*Entries:*
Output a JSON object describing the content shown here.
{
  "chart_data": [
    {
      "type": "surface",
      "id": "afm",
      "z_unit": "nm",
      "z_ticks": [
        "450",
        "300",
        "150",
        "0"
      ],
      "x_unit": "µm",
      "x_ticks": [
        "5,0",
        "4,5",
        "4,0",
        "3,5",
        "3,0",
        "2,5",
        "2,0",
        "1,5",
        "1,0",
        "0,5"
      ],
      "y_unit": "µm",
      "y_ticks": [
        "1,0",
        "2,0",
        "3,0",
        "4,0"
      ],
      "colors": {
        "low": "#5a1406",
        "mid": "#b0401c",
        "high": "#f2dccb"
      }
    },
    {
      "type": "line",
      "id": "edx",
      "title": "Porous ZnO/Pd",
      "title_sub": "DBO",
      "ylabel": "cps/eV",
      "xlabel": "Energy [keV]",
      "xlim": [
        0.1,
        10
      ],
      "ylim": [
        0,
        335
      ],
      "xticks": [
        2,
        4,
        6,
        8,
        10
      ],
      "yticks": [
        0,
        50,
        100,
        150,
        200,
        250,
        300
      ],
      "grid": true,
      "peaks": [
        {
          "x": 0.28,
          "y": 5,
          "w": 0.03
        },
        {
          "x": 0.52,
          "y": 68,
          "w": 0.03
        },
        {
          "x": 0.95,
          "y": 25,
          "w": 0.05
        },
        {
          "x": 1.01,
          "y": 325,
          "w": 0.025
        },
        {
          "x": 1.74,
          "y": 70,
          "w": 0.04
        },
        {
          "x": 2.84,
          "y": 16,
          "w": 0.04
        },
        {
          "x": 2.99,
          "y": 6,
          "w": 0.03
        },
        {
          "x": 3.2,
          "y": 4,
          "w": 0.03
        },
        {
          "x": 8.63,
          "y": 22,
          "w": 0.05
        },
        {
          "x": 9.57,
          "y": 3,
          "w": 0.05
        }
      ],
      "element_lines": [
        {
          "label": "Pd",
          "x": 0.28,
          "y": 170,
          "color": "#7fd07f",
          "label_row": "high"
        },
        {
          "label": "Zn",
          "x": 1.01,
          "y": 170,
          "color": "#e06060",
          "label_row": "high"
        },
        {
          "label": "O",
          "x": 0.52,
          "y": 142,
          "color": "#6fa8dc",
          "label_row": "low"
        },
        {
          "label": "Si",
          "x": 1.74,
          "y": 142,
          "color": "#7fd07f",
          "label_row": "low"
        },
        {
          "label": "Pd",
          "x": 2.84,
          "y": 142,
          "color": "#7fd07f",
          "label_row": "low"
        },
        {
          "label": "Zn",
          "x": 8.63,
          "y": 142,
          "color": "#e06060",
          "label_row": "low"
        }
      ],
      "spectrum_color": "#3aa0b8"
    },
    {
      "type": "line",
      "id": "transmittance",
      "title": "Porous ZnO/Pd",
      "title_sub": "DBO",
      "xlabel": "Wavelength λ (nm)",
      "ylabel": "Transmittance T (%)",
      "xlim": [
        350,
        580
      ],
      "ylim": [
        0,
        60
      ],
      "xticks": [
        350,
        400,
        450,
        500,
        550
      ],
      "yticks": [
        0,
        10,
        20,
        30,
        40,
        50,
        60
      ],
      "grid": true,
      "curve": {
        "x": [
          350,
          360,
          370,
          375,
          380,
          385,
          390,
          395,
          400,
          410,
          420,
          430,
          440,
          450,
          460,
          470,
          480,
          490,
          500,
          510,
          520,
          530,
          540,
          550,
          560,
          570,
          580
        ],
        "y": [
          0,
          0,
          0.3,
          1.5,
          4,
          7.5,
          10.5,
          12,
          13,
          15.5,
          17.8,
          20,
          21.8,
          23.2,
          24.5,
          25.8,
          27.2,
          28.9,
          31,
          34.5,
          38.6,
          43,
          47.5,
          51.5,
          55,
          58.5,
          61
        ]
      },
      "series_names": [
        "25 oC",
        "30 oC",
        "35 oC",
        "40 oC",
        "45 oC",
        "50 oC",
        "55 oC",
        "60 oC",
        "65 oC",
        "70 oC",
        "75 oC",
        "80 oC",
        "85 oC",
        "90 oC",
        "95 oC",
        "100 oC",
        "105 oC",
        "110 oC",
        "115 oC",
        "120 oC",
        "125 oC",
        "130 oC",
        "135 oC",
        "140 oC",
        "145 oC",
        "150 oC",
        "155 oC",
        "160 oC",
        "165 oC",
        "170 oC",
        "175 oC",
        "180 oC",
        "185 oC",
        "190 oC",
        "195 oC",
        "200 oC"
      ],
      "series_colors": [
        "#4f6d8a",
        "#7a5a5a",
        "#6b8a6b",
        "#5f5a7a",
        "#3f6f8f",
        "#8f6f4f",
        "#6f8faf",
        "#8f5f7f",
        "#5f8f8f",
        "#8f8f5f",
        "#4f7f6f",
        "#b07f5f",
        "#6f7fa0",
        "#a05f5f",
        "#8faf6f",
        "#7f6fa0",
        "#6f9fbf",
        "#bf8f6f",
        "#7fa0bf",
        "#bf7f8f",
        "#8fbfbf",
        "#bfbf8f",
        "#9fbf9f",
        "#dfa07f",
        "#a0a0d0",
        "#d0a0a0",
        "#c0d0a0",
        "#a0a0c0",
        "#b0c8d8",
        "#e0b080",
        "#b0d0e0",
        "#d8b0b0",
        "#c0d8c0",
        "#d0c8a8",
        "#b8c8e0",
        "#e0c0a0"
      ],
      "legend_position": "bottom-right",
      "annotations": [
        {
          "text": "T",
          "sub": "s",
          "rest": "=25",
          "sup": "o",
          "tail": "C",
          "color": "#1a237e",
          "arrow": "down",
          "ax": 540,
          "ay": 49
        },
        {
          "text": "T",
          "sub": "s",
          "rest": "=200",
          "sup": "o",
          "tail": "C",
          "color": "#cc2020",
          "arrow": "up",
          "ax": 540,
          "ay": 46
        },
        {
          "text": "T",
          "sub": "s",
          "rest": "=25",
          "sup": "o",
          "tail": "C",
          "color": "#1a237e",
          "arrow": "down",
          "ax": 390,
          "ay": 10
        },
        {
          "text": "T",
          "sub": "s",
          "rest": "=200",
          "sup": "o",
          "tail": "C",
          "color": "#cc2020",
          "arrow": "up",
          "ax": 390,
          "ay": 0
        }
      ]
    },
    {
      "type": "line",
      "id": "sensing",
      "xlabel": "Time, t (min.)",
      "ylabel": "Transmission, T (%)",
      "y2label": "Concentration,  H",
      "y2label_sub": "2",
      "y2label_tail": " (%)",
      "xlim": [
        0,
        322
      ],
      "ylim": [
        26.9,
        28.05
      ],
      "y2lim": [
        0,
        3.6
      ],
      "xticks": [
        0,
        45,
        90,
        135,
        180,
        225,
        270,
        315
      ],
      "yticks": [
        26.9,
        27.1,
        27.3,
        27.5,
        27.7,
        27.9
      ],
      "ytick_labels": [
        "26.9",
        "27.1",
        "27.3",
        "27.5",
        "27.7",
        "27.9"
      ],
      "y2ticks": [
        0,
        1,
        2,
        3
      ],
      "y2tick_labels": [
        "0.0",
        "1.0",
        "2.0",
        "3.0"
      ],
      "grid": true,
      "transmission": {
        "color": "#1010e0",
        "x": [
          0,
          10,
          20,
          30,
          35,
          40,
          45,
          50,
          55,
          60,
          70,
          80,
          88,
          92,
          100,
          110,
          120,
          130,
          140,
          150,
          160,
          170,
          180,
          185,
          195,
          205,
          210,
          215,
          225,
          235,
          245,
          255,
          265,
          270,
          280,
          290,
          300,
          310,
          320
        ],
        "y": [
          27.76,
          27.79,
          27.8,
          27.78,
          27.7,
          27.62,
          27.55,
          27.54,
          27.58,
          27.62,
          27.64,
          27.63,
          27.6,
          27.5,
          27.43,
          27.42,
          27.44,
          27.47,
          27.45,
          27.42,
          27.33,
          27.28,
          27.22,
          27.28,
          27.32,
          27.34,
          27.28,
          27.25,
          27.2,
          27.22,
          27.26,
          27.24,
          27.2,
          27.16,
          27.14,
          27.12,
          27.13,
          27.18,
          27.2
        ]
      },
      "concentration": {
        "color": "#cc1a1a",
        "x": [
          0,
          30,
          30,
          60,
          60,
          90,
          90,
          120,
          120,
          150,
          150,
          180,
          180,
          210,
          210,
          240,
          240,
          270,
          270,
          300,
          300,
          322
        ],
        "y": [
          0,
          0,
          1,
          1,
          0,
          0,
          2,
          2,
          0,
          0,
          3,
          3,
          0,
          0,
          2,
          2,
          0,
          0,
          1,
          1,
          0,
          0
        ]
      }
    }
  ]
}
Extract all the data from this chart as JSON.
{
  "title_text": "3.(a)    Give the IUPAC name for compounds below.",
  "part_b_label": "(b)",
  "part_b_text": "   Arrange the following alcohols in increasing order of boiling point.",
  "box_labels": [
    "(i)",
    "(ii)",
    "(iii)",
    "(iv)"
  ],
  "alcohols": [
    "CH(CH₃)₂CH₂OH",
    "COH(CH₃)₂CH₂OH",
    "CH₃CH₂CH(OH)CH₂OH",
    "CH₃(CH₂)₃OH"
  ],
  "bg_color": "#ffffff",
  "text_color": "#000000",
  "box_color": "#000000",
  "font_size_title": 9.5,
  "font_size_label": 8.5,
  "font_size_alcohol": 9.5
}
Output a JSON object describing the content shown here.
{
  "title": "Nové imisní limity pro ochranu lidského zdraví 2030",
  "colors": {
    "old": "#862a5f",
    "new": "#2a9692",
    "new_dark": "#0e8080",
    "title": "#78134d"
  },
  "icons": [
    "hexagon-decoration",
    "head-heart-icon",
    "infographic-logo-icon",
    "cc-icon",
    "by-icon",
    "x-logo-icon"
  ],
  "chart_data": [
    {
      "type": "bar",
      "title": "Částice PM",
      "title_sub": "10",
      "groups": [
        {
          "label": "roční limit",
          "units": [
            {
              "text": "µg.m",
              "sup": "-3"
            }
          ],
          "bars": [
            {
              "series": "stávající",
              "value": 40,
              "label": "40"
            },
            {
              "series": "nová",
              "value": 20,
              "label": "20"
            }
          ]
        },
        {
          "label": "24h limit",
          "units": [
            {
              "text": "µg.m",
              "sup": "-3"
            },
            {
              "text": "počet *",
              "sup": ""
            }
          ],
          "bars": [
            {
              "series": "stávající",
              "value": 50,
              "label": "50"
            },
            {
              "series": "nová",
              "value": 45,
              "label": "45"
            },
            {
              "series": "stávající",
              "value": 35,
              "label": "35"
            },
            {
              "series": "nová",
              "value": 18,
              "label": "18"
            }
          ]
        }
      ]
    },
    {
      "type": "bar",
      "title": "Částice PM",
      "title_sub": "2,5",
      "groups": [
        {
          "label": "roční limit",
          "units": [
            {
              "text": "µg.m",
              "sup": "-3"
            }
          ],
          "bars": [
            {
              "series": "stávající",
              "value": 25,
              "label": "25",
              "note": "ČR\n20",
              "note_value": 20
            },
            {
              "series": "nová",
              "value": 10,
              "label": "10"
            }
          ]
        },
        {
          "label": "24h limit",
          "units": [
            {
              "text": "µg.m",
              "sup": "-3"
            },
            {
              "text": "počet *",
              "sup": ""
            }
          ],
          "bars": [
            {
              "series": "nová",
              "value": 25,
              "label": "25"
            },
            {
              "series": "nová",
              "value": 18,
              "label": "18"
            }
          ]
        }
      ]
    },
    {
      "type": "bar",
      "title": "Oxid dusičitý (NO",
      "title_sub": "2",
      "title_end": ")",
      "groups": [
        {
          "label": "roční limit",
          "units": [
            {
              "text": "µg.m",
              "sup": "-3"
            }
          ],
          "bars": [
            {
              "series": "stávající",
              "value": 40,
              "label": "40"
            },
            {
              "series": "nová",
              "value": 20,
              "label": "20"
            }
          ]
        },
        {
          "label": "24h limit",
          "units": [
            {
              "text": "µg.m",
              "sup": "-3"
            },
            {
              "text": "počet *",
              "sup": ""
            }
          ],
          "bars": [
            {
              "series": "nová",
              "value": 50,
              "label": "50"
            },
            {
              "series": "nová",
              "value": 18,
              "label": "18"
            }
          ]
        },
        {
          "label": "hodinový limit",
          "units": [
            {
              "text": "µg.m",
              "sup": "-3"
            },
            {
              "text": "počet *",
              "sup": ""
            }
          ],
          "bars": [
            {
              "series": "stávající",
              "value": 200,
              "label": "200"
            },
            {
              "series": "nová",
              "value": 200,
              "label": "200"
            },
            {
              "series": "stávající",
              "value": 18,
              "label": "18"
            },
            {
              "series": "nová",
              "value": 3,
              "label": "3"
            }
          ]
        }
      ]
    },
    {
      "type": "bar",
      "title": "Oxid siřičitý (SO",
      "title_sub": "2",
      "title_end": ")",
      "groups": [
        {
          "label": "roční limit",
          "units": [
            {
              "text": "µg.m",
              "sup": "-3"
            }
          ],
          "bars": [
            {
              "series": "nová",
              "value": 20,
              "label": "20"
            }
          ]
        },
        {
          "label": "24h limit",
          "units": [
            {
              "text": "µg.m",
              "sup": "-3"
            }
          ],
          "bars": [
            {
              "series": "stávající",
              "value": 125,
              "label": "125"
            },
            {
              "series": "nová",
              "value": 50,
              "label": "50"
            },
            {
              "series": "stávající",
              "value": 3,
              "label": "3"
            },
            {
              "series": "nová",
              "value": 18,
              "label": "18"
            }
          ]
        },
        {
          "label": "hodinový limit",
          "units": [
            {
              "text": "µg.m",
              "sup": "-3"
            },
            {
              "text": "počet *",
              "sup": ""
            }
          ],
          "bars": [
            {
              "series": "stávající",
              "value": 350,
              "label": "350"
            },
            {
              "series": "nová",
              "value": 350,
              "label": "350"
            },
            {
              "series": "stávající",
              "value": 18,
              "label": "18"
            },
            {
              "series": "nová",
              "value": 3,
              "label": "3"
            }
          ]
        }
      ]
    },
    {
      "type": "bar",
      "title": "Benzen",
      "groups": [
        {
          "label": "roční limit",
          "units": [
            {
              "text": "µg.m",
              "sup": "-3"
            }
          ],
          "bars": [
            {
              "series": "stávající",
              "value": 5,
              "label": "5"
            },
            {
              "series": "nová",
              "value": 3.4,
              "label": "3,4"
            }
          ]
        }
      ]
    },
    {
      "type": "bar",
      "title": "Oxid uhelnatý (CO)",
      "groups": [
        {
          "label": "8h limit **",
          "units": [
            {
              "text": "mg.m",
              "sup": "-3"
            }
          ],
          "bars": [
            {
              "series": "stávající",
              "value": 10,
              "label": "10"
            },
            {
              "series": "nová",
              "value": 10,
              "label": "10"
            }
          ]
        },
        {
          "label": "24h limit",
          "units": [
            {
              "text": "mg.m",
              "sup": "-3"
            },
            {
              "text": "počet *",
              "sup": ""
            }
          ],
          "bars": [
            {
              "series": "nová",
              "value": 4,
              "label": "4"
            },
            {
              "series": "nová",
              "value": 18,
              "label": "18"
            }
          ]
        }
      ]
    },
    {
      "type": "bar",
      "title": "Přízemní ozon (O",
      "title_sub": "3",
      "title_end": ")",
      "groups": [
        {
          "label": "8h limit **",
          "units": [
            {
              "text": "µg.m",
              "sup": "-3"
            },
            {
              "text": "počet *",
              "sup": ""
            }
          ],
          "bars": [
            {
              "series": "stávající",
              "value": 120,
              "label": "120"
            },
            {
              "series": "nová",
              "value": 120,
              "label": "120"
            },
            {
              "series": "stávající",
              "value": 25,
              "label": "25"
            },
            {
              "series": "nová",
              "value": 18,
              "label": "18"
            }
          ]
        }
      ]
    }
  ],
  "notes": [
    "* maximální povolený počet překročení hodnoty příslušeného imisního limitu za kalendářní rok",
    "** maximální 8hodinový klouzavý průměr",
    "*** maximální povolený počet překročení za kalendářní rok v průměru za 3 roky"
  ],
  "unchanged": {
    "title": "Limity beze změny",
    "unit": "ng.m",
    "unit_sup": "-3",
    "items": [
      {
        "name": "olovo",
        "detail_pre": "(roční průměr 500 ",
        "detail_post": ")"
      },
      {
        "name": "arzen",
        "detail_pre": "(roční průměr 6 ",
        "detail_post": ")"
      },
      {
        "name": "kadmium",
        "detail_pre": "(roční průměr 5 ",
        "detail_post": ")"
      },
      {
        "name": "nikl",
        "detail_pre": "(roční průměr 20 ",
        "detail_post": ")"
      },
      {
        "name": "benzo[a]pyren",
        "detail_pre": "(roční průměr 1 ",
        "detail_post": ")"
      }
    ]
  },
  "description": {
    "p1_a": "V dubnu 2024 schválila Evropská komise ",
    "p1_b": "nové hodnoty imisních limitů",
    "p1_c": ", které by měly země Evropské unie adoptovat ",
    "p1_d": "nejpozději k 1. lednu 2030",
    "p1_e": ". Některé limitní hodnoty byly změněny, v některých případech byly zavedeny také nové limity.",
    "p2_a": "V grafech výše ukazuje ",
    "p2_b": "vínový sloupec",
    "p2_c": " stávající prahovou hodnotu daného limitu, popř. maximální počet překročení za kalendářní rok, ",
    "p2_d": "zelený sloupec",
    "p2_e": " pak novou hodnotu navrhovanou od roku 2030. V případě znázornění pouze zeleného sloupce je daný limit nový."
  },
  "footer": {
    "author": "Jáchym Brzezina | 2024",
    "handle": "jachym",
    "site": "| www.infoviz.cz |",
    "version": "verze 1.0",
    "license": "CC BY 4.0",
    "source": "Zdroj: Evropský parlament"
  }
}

*To do:* In the entries above, find lines with "limitu" and copy each.

*The output:*
    "* maximální povolený počet překročení hodnoty příslušeného imisního limitu za kalendářní rok",
    "p2_c": " stávající prahovou hodnotu daného limitu, popř. maximální počet překročení za kalendářní rok, ",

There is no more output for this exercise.